◆ STORED DATA
================================
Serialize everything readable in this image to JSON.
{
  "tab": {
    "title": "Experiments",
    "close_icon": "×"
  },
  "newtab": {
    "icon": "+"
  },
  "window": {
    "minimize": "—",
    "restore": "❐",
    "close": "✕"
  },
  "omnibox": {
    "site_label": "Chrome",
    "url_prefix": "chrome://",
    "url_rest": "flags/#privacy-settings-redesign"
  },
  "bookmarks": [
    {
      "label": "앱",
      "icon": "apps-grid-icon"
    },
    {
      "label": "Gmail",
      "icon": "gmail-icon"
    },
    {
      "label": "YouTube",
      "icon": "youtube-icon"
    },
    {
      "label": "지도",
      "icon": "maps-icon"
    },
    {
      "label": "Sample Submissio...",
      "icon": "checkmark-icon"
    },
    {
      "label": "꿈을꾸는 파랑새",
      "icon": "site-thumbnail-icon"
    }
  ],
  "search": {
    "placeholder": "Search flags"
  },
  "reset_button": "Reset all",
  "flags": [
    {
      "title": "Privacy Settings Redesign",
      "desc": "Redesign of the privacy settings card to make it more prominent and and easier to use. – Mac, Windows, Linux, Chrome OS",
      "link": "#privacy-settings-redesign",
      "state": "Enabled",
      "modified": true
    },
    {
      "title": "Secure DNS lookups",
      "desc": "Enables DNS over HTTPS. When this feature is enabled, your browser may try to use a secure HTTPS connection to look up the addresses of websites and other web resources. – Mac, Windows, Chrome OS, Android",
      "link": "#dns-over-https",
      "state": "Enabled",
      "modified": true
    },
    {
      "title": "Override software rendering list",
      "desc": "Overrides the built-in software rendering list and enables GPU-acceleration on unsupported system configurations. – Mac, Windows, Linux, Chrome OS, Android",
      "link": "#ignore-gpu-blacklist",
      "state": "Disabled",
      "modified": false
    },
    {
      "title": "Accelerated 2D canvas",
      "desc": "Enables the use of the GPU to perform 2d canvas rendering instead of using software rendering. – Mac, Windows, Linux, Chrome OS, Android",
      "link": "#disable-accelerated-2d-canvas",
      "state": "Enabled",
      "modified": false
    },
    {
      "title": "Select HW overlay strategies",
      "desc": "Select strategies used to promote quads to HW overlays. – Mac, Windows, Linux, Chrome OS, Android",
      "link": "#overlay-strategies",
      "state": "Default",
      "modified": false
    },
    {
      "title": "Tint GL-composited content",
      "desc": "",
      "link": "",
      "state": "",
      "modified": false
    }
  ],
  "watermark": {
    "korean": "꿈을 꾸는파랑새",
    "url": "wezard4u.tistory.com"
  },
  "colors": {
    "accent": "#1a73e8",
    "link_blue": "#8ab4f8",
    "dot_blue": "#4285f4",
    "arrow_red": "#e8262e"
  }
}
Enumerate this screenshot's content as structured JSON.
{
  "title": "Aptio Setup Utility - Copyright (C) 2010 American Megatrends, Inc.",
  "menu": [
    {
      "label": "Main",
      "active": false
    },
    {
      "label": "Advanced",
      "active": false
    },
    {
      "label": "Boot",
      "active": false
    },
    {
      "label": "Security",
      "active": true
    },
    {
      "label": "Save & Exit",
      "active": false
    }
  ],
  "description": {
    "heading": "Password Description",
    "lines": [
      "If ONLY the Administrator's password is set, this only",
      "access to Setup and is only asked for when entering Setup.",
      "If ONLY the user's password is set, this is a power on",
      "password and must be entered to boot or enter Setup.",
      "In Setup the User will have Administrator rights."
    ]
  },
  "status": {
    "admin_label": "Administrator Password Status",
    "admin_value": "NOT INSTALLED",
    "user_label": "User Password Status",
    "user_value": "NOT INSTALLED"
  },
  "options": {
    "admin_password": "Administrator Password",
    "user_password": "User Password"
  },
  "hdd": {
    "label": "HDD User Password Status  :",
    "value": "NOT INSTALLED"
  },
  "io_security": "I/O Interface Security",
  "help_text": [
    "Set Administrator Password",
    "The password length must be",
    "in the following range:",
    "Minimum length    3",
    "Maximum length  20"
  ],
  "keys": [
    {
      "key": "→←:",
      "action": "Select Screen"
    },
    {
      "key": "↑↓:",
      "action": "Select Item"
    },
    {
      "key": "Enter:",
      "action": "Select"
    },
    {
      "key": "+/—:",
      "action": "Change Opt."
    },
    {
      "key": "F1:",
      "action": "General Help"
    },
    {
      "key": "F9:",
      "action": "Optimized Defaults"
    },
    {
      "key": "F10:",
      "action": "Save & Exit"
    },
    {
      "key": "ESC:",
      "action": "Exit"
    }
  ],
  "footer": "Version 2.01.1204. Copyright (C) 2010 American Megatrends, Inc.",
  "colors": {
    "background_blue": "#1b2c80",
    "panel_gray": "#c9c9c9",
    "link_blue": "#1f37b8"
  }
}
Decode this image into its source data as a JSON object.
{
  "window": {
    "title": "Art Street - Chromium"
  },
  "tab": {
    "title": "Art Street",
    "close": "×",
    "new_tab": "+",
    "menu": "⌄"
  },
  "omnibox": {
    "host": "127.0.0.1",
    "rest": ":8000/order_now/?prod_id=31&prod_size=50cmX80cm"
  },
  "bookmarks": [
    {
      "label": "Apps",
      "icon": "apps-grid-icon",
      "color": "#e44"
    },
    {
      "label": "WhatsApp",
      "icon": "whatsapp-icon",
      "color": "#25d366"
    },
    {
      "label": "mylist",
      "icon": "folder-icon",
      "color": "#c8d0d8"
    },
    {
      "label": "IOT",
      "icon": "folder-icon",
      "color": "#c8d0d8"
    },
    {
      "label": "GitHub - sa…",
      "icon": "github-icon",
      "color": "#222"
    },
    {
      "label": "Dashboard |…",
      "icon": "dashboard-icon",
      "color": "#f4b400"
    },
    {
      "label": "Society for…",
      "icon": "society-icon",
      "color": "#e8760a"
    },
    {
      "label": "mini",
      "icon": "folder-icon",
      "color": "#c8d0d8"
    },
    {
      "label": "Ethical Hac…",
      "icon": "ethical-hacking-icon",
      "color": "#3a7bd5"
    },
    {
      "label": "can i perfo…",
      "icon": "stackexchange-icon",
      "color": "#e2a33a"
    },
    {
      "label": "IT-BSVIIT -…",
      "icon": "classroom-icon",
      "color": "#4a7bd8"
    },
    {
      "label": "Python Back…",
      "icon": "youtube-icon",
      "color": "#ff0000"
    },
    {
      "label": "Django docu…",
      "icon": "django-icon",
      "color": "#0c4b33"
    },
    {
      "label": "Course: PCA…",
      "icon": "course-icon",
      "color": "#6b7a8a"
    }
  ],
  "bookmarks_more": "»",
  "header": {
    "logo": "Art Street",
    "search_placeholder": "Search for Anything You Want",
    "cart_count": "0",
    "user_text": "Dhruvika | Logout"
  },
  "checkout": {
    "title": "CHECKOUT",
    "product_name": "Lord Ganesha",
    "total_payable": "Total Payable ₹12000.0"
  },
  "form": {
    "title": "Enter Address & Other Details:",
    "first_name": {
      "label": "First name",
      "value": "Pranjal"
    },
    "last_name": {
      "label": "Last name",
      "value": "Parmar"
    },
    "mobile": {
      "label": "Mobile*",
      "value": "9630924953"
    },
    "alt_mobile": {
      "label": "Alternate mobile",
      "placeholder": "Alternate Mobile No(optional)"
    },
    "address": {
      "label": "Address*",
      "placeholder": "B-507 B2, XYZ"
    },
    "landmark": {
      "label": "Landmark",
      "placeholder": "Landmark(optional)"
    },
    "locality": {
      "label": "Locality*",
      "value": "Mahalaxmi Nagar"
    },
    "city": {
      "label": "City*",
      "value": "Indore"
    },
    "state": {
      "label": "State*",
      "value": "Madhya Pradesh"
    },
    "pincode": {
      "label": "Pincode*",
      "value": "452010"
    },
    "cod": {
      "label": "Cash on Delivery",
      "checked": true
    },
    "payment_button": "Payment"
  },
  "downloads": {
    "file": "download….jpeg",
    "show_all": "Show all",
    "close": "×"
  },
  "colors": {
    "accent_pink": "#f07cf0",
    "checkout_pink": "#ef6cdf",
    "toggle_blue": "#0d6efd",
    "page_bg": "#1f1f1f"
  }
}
================================
◆ TO DO
List every line from the entries above in which "American" appears.

◆ WORKED SOLUTION
  "title": "Aptio Setup Utility - Copyright (C) 2010 American Megatrends, Inc.",
  "footer": "Version 2.01.1204. Copyright (C) 2010 American Megatrends, Inc.",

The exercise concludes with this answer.